WHAT IS NEEDED:
Copy each of the entries below faithfully, setting aside any pictures.

[Entries with figure data]
_ _ _ _ _ _ _

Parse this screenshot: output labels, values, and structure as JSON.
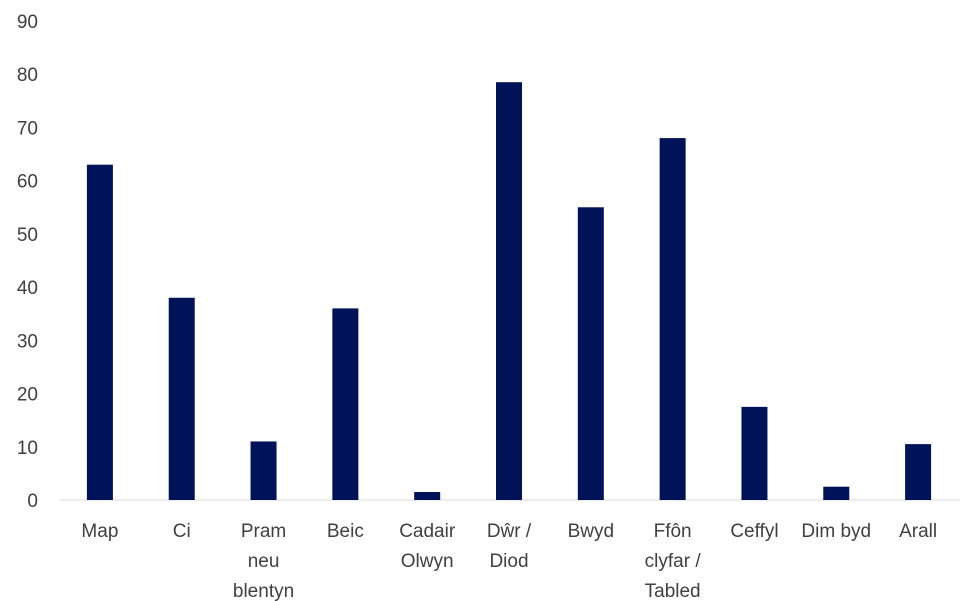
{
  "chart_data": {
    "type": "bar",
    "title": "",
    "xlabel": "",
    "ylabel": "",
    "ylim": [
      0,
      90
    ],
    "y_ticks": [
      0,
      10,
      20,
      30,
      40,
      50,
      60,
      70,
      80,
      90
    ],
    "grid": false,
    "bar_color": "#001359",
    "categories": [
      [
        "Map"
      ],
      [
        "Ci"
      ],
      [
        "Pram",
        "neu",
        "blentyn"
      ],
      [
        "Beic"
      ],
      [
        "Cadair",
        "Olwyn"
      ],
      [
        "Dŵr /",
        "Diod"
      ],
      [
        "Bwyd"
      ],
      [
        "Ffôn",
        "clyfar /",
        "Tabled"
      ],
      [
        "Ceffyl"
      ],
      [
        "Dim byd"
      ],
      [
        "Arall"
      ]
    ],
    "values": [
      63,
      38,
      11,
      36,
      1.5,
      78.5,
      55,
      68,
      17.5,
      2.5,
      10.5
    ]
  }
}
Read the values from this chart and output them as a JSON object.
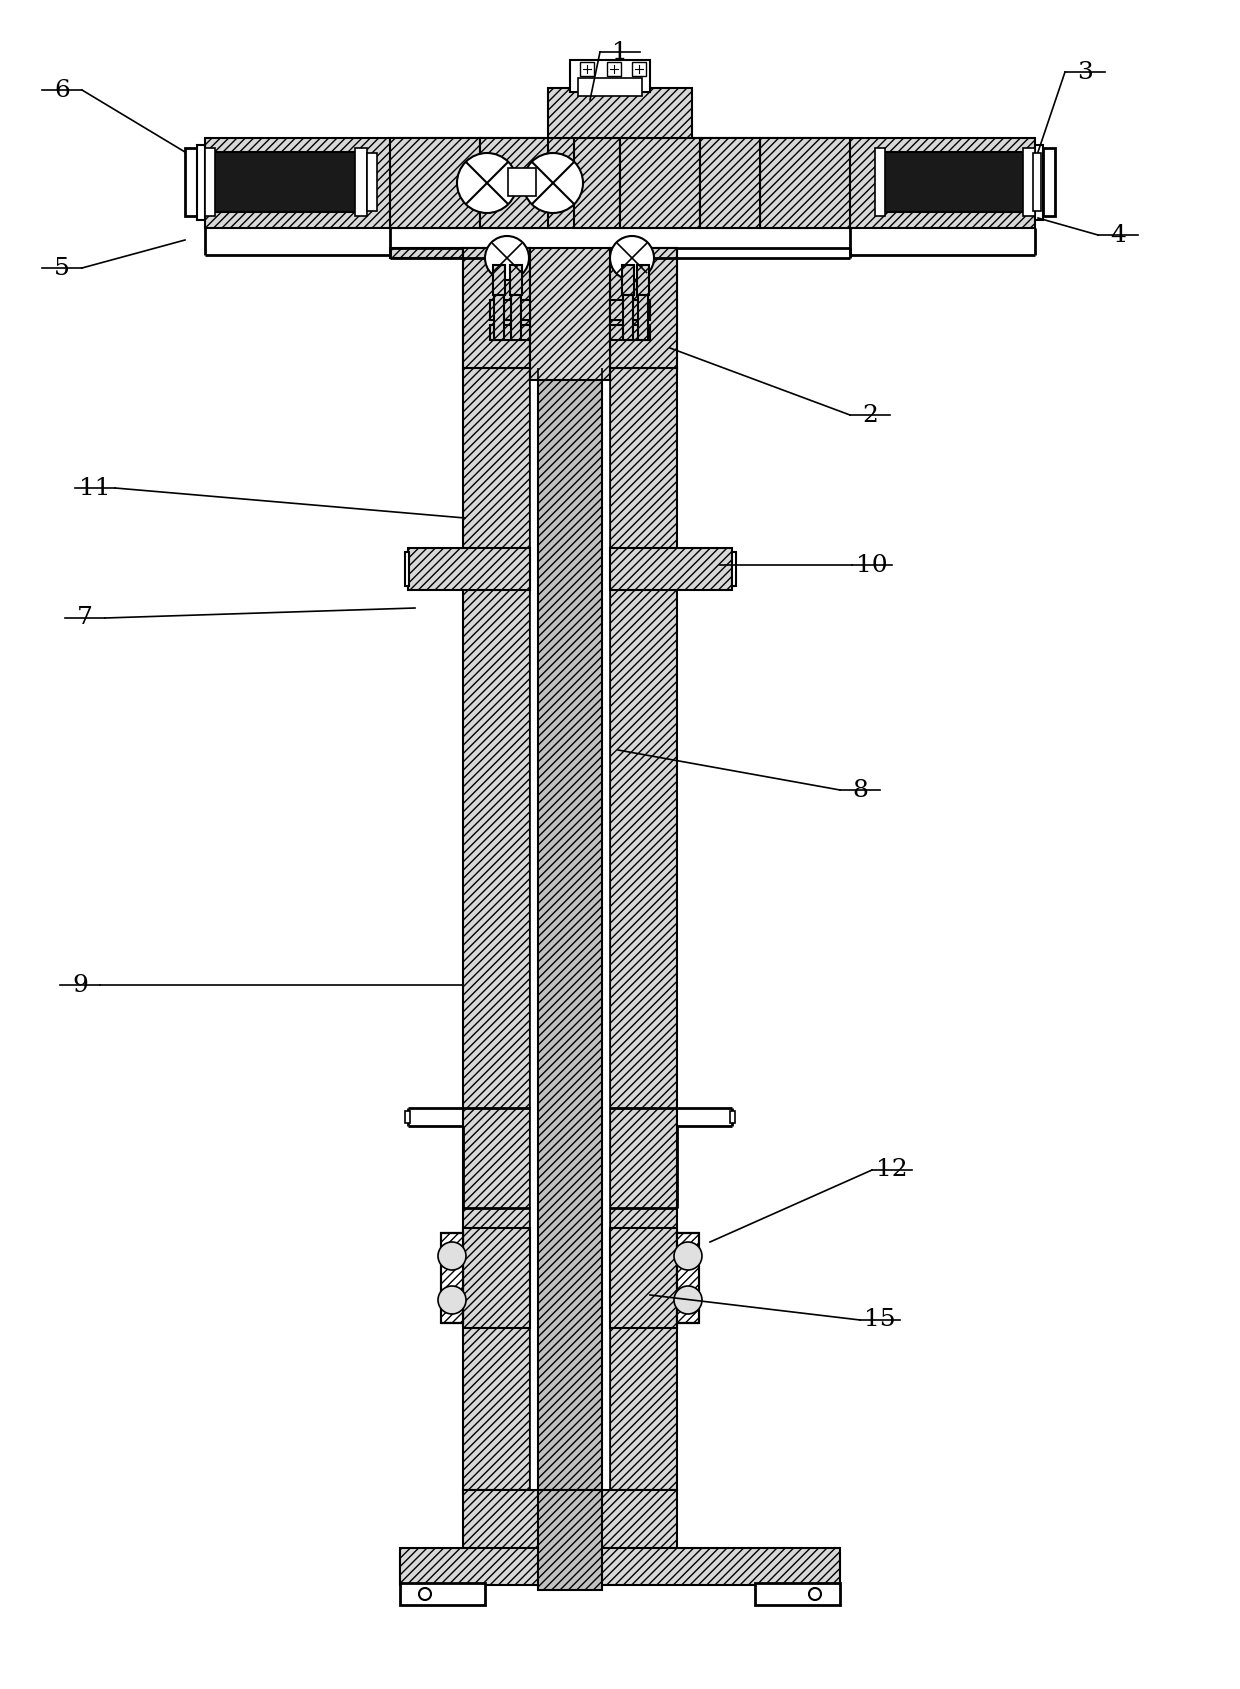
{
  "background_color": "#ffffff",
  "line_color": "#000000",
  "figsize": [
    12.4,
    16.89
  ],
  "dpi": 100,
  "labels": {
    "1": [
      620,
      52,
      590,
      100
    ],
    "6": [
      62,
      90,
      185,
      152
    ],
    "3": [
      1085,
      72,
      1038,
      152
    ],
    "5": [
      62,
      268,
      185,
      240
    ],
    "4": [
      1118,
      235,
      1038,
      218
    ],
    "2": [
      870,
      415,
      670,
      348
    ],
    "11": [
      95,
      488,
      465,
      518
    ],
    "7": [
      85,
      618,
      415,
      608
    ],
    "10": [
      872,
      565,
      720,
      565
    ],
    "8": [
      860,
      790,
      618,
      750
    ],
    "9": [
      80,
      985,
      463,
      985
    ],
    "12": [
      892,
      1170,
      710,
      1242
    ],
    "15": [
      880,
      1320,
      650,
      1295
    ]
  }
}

_ _ _ _ _ _ _

COMPLETE RESPONSE:
Parse this screenshot: output labels, values, and structure as JSON.
{
  "chart_data": {
    "type": "bar",
    "title": "",
    "xlabel": "",
    "ylabel": "",
    "ylim": [
      0,
      90
    ],
    "y_ticks": [
      0,
      10,
      20,
      30,
      40,
      50,
      60,
      70,
      80,
      90
    ],
    "grid": false,
    "bar_color": "#001359",
    "categories": [
      [
        "Map"
      ],
      [
        "Ci"
      ],
      [
        "Pram",
        "neu",
        "blentyn"
      ],
      [
        "Beic"
      ],
      [
        "Cadair",
        "Olwyn"
      ],
      [
        "Dŵr /",
        "Diod"
      ],
      [
        "Bwyd"
      ],
      [
        "Ffôn",
        "clyfar /",
        "Tabled"
      ],
      [
        "Ceffyl"
      ],
      [
        "Dim byd"
      ],
      [
        "Arall"
      ]
    ],
    "values": [
      63,
      38,
      11,
      36,
      1.5,
      78.5,
      55,
      68,
      17.5,
      2.5,
      10.5
    ]
  }
}
Read the values from this chart and output them as a JSON object.
{
  "background_color": "#ffffff",
  "line_color": "#000000",
  "figsize": [
    12.4,
    16.89
  ],
  "dpi": 100,
  "labels": {
    "1": [
      620,
      52,
      590,
      100
    ],
    "6": [
      62,
      90,
      185,
      152
    ],
    "3": [
      1085,
      72,
      1038,
      152
    ],
    "5": [
      62,
      268,
      185,
      240
    ],
    "4": [
      1118,
      235,
      1038,
      218
    ],
    "2": [
      870,
      415,
      670,
      348
    ],
    "11": [
      95,
      488,
      465,
      518
    ],
    "7": [
      85,
      618,
      415,
      608
    ],
    "10": [
      872,
      565,
      720,
      565
    ],
    "8": [
      860,
      790,
      618,
      750
    ],
    "9": [
      80,
      985,
      463,
      985
    ],
    "12": [
      892,
      1170,
      710,
      1242
    ],
    "15": [
      880,
      1320,
      650,
      1295
    ]
  }
}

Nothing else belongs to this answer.